* **Excerpt from a dataset**

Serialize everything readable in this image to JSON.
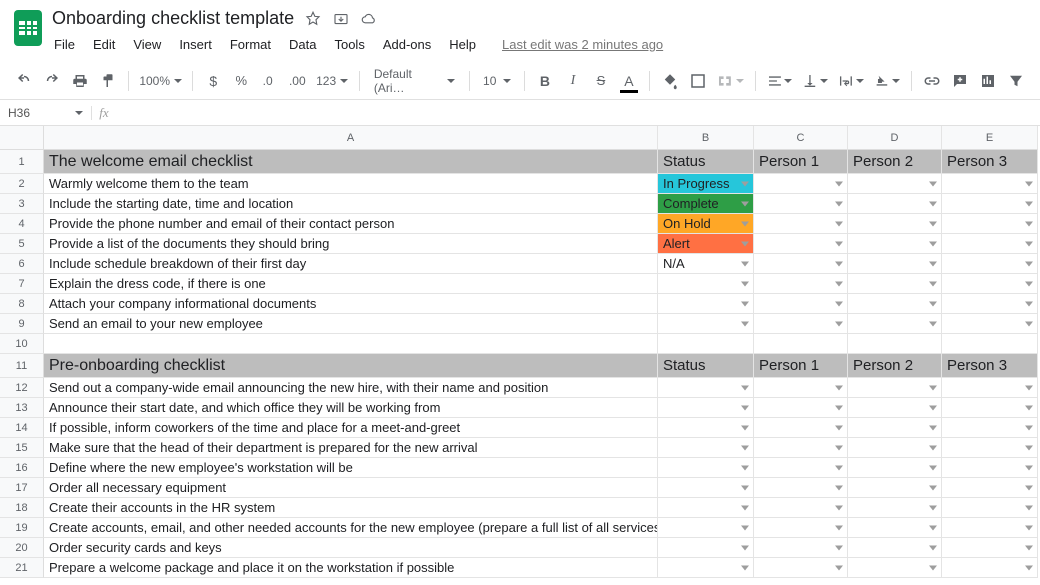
{
  "doc": {
    "title": "Onboarding checklist template"
  },
  "menus": [
    "File",
    "Edit",
    "View",
    "Insert",
    "Format",
    "Data",
    "Tools",
    "Add-ons",
    "Help"
  ],
  "last_edit": "Last edit was 2 minutes ago",
  "toolbar": {
    "zoom": "100%",
    "font": "Default (Ari…",
    "font_size": "10",
    "number_format": "123"
  },
  "namebox": "H36",
  "formula": "",
  "columns": [
    "A",
    "B",
    "C",
    "D",
    "E"
  ],
  "status_colors": {
    "In Progress": "#26c6da",
    "Complete": "#2e9e46",
    "On Hold": "#ffa726",
    "Alert": "#ff7043"
  },
  "rows": [
    {
      "n": 1,
      "section": true,
      "a": "The welcome email checklist",
      "b": "Status",
      "c": "Person 1",
      "d": "Person 2",
      "e": "Person 3"
    },
    {
      "n": 2,
      "a": "Warmly welcome them to the team",
      "b": "In Progress",
      "bclass": "status-inprogress",
      "dd": true
    },
    {
      "n": 3,
      "a": "Include the starting date, time and location",
      "b": "Complete",
      "bclass": "status-complete",
      "dd": true
    },
    {
      "n": 4,
      "a": "Provide the phone number and email of their contact person",
      "b": "On Hold",
      "bclass": "status-onhold",
      "dd": true
    },
    {
      "n": 5,
      "a": "Provide a list of the documents they should bring",
      "b": "Alert",
      "bclass": "status-alert",
      "dd": true
    },
    {
      "n": 6,
      "a": "Include schedule breakdown of their first day",
      "b": "N/A",
      "dd": true
    },
    {
      "n": 7,
      "a": "Explain the dress code, if there is one",
      "dd": true
    },
    {
      "n": 8,
      "a": "Attach your company informational documents",
      "dd": true
    },
    {
      "n": 9,
      "a": "Send an email to your new employee",
      "dd": true
    },
    {
      "n": 10,
      "a": ""
    },
    {
      "n": 11,
      "section": true,
      "a": "Pre-onboarding checklist",
      "b": "Status",
      "c": "Person 1",
      "d": "Person 2",
      "e": "Person 3"
    },
    {
      "n": 12,
      "a": "Send out a company-wide email announcing the new hire, with their name and position",
      "dd": true
    },
    {
      "n": 13,
      "a": "Announce their start date, and which office they will be working from",
      "dd": true
    },
    {
      "n": 14,
      "a": "If possible, inform coworkers of the time and place for a meet-and-greet",
      "dd": true
    },
    {
      "n": 15,
      "a": "Make sure that the head of their department is prepared for the new arrival",
      "dd": true
    },
    {
      "n": 16,
      "a": "Define where the new employee's workstation will be",
      "dd": true
    },
    {
      "n": 17,
      "a": "Order all necessary equipment",
      "dd": true
    },
    {
      "n": 18,
      "a": "Create their accounts in the HR system",
      "dd": true
    },
    {
      "n": 19,
      "a": "Create accounts, email, and other needed accounts for the new employee (prepare a full list of all services)",
      "dd": true
    },
    {
      "n": 20,
      "a": "Order security cards and keys",
      "dd": true
    },
    {
      "n": 21,
      "a": "Prepare a welcome package and place it on the workstation if possible",
      "dd": true
    }
  ]
}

* **WHAT TO WORK ON**
Count each line with "welcome" in it and report that figure by itself.

* **WRITTEN REPLY**
3